> **Your task**:
Of the lines in the entries below, state how many hold the word "того". Say nothing else.

[START OF The data]

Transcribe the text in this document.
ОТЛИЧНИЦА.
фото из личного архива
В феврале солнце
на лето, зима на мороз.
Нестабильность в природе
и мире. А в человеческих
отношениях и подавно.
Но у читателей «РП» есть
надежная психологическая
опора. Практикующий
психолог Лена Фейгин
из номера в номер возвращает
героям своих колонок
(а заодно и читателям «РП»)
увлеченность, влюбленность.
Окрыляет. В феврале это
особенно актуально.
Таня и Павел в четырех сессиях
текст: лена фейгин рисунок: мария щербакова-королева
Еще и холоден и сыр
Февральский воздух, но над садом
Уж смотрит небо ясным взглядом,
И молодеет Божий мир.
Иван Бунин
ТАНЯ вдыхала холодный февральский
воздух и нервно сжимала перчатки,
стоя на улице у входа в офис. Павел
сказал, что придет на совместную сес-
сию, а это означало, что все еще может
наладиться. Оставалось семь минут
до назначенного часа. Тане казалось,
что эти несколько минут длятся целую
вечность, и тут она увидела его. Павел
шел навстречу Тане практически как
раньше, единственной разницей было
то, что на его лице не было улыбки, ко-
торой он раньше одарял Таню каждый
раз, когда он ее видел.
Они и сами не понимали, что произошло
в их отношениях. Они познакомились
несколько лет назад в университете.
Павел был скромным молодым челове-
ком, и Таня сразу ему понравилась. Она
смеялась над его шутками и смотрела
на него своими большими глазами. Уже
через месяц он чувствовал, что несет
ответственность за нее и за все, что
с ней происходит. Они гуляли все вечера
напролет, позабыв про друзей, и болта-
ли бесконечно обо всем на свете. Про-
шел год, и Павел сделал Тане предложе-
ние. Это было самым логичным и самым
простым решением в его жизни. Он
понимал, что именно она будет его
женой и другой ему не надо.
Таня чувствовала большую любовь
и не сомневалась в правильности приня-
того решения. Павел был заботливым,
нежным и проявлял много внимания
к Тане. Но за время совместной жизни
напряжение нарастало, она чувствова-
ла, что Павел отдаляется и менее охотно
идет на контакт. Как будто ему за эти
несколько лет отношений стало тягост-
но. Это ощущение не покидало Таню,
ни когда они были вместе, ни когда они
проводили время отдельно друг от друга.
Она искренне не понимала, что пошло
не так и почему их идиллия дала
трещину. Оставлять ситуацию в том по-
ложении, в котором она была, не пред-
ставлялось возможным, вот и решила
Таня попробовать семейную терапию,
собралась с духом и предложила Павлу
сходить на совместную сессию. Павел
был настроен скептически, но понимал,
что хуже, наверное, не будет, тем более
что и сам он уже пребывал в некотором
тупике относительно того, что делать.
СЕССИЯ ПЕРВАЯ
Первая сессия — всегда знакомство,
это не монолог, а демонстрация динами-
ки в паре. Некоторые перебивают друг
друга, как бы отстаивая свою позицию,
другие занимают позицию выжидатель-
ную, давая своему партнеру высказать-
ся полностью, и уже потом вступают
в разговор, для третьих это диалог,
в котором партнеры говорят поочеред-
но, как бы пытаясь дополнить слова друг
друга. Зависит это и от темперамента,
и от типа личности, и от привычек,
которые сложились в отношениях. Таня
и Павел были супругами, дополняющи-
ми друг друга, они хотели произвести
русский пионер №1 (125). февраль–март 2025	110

[END OF The data]

> **Exercise response**:
2